Could you turn the stretch from the start of the records through the line containing "site-watermark: www.wiocha.pl bbox=[6, 4, 228, 35]" into a numbered list, leaving out any blank lines and covering only those lines?
○ ○ ○
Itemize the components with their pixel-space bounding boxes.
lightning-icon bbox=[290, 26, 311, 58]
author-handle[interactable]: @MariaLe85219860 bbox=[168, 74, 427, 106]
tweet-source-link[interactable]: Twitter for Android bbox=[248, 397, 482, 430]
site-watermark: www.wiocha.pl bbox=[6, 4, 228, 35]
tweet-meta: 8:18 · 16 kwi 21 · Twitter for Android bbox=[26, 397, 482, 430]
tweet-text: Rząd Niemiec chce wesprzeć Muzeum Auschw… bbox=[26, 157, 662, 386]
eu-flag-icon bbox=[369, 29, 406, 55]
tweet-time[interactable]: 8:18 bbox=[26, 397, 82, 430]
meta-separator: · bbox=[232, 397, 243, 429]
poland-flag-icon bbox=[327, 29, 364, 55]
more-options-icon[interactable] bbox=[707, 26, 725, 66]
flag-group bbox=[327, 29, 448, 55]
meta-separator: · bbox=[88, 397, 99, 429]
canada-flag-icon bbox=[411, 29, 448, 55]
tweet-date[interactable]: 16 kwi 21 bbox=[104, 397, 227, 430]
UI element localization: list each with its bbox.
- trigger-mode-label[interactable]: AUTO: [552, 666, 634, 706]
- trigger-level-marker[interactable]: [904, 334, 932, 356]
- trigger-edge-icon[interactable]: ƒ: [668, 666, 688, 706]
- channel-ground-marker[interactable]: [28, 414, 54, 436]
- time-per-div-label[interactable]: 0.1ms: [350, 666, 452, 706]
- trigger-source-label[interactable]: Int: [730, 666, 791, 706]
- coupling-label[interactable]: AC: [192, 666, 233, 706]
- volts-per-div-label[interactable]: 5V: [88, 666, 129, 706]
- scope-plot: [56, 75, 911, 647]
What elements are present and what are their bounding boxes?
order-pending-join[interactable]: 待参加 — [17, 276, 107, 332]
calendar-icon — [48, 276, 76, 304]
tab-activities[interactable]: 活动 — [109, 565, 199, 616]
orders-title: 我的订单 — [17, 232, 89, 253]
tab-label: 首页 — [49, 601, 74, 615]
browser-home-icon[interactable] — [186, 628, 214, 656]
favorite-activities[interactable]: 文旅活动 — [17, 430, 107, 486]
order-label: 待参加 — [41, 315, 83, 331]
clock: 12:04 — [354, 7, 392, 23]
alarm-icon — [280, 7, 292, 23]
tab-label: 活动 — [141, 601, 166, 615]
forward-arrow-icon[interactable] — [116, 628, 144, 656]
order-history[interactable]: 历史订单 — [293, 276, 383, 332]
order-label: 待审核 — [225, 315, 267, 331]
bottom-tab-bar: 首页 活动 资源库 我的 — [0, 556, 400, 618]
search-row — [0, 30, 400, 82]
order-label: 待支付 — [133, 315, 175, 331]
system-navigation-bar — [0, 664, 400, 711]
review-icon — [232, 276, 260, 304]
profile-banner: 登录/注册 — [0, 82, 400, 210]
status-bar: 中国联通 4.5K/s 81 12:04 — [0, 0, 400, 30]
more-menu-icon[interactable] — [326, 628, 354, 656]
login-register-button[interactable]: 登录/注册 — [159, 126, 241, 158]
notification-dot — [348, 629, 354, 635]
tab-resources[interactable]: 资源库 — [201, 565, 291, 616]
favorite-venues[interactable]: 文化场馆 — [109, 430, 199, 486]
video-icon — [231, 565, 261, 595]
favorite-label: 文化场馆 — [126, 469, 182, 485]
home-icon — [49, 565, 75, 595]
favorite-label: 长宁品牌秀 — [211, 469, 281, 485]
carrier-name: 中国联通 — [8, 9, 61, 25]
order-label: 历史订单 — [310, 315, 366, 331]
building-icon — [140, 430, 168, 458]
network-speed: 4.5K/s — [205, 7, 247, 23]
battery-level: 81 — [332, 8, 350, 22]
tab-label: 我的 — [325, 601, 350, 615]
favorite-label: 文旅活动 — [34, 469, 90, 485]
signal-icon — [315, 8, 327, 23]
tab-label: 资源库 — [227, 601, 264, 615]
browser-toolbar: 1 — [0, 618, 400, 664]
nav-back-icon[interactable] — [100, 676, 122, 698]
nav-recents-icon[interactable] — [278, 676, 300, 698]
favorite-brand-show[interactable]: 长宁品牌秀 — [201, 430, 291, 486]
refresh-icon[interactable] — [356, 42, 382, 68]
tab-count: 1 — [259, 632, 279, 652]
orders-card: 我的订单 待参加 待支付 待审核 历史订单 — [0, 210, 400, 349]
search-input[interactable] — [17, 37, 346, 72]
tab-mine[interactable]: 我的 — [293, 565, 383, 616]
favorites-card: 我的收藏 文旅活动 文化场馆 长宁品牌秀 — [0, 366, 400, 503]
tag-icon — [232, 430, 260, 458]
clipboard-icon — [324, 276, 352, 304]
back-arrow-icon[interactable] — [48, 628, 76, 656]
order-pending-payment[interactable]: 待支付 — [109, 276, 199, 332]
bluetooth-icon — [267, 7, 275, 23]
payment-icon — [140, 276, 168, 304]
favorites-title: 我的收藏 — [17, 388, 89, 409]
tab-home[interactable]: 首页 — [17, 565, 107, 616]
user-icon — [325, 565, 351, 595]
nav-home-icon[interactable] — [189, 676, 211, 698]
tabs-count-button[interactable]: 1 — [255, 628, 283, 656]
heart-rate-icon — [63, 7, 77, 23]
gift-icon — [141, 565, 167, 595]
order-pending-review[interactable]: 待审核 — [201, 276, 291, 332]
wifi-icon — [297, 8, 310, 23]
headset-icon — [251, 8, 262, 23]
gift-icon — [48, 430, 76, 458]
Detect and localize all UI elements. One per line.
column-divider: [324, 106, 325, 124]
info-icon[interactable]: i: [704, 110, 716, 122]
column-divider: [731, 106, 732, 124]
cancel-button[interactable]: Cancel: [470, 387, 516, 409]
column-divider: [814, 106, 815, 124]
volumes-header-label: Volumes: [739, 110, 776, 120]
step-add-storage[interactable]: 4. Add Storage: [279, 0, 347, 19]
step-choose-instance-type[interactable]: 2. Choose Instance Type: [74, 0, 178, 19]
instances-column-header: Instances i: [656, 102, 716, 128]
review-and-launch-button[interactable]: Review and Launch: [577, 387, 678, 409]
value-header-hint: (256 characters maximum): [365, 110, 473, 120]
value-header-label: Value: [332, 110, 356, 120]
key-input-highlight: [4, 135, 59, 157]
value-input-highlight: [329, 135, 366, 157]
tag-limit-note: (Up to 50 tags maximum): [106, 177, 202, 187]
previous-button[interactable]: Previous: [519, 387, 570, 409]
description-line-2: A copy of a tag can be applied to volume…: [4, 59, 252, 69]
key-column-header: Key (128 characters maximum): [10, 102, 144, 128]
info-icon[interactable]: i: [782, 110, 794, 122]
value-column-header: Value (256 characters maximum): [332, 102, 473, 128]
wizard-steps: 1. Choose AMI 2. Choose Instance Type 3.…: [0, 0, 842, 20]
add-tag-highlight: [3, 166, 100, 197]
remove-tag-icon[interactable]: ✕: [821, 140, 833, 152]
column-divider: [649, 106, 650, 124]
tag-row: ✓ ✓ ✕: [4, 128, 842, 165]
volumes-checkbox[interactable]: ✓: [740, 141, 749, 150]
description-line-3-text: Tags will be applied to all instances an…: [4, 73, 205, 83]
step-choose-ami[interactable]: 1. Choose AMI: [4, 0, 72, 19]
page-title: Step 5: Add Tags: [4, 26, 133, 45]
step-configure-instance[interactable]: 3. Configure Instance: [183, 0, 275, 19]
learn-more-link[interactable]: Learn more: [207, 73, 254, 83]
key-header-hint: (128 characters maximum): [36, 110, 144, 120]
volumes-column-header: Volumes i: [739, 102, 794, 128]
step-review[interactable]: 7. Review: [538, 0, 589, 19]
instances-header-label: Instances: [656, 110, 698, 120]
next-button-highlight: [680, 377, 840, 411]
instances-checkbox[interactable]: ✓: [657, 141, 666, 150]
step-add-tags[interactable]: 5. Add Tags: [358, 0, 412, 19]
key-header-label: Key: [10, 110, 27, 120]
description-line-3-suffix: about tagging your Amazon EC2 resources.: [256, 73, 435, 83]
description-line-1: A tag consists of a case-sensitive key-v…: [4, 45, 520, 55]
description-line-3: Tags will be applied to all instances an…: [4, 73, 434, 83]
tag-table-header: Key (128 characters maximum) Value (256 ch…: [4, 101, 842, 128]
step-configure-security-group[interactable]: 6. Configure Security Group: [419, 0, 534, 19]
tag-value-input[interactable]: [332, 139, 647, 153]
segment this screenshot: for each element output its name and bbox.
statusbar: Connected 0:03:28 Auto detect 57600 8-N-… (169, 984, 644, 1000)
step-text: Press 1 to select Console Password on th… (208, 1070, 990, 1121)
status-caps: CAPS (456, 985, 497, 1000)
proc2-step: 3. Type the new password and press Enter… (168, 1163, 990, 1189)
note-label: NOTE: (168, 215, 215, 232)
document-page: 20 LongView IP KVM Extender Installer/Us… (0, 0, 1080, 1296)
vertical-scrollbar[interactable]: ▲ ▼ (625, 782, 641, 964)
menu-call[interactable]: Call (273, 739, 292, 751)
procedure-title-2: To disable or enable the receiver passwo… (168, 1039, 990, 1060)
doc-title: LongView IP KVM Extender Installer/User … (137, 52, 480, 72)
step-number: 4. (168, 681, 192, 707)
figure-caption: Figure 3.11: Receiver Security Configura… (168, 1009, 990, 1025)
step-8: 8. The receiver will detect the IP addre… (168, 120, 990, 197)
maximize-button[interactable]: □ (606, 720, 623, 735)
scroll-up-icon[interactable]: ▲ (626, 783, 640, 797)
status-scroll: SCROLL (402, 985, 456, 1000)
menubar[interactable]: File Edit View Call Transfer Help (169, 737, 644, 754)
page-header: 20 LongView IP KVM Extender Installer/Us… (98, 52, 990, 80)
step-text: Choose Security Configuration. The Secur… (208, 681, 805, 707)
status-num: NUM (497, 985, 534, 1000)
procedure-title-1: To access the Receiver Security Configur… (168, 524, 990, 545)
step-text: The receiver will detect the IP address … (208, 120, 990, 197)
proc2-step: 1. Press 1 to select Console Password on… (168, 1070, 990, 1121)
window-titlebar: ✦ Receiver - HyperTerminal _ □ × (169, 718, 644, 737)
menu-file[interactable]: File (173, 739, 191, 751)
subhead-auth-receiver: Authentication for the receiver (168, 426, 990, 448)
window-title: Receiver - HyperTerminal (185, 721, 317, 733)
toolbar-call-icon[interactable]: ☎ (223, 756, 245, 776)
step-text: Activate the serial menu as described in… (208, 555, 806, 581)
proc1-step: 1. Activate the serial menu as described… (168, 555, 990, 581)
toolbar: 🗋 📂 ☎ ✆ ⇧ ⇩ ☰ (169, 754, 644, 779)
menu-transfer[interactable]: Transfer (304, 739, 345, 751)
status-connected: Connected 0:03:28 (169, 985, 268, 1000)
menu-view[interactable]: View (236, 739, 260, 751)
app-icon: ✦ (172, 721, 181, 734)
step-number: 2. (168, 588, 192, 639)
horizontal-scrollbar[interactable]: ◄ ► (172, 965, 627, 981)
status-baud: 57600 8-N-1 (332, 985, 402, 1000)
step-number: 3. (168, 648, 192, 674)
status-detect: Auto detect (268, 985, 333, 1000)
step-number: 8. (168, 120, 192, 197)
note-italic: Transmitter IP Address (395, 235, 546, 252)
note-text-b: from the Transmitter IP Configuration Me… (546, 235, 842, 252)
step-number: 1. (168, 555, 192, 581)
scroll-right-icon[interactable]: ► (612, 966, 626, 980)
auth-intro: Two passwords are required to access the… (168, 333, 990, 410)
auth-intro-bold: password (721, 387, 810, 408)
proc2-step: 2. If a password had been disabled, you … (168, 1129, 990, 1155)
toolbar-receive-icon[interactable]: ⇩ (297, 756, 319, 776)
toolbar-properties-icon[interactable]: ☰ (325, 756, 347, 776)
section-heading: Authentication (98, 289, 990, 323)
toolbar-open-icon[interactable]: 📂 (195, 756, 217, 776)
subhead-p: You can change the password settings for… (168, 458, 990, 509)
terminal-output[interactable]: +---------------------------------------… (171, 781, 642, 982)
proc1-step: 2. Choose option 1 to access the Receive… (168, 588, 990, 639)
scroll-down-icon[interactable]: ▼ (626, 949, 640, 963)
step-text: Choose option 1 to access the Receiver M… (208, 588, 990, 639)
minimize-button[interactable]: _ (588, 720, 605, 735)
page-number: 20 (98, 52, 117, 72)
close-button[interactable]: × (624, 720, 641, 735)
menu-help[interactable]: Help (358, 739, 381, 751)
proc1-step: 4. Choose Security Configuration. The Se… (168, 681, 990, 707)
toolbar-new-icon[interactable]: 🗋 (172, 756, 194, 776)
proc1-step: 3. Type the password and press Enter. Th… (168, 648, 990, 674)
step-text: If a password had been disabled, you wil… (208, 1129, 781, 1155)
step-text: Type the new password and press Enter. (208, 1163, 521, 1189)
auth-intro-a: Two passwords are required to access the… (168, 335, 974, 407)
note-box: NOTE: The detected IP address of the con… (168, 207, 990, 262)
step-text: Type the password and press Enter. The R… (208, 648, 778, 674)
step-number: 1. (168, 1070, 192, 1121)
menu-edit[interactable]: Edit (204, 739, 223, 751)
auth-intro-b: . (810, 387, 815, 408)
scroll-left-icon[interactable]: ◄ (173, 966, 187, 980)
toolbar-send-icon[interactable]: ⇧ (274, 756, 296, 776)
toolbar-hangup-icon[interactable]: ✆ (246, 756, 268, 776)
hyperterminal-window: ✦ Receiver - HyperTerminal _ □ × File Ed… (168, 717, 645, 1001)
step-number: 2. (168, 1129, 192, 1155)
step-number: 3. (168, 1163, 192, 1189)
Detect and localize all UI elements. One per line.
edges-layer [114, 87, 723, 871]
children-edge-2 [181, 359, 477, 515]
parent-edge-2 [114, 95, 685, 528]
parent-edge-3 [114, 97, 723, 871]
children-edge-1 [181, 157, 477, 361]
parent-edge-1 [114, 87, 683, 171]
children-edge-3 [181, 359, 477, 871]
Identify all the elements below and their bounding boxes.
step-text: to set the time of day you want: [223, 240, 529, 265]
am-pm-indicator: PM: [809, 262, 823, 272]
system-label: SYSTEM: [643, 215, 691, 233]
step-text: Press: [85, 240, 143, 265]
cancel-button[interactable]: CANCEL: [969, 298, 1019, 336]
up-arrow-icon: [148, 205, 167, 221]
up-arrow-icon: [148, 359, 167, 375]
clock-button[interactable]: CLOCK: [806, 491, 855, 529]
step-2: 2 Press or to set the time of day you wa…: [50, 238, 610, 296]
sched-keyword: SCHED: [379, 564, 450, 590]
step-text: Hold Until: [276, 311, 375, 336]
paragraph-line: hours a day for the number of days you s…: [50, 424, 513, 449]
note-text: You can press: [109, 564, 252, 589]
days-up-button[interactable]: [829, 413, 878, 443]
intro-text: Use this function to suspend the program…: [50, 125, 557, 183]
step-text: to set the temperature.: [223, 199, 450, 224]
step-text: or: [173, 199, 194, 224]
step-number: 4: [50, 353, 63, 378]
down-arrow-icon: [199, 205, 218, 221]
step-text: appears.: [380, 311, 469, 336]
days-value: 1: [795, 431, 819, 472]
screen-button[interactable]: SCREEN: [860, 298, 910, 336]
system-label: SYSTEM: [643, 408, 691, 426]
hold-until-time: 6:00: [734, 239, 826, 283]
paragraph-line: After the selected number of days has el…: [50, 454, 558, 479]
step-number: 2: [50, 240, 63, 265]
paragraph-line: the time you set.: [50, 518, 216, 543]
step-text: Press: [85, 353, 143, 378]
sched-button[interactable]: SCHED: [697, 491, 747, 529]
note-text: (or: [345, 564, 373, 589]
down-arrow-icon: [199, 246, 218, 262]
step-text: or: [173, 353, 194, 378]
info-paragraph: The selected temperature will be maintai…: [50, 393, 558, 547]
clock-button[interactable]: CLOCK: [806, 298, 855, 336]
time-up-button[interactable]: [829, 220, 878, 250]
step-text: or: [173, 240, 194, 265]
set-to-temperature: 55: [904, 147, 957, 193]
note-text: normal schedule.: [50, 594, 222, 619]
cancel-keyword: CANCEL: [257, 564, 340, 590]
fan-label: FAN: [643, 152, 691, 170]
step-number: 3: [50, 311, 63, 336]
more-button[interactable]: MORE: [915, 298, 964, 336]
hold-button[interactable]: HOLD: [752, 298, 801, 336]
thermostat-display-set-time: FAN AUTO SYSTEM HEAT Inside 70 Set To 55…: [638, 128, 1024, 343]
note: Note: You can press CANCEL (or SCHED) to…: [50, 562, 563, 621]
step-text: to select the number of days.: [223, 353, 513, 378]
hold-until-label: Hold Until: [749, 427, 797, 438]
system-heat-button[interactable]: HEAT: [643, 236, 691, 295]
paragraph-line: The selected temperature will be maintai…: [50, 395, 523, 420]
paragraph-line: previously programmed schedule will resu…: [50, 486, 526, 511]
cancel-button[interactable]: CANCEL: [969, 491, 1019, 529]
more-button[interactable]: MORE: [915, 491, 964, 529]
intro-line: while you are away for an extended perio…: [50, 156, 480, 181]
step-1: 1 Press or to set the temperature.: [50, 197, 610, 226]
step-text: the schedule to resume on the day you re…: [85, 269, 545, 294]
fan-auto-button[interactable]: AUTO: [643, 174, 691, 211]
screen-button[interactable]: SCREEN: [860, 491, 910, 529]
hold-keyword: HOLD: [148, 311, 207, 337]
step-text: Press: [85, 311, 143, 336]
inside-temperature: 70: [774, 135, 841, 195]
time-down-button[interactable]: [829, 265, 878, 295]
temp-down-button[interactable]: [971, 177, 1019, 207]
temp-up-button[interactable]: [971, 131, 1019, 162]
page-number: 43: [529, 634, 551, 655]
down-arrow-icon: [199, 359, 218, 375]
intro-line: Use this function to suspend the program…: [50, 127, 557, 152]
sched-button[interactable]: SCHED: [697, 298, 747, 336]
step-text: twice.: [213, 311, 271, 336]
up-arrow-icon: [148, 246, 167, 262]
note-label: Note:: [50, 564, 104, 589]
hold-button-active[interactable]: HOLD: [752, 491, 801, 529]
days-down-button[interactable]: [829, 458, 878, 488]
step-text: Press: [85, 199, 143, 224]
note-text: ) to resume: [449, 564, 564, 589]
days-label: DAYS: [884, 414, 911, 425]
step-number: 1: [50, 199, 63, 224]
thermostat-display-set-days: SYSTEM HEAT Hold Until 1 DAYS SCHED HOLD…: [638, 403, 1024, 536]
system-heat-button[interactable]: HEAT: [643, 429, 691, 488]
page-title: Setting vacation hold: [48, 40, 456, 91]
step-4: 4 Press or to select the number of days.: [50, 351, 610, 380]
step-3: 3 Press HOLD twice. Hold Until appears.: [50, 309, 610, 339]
○ ○ ○
[RESULT]
1. Itemize the components with their pixel-space bounding boxes.
2. lightning-icon bbox=[290, 26, 311, 58]
3. author-handle[interactable]: @MariaLe85219860 bbox=[168, 74, 427, 106]
4. tweet-source-link[interactable]: Twitter for Android bbox=[248, 397, 482, 430]
5. site-watermark: www.wiocha.pl bbox=[6, 4, 228, 35]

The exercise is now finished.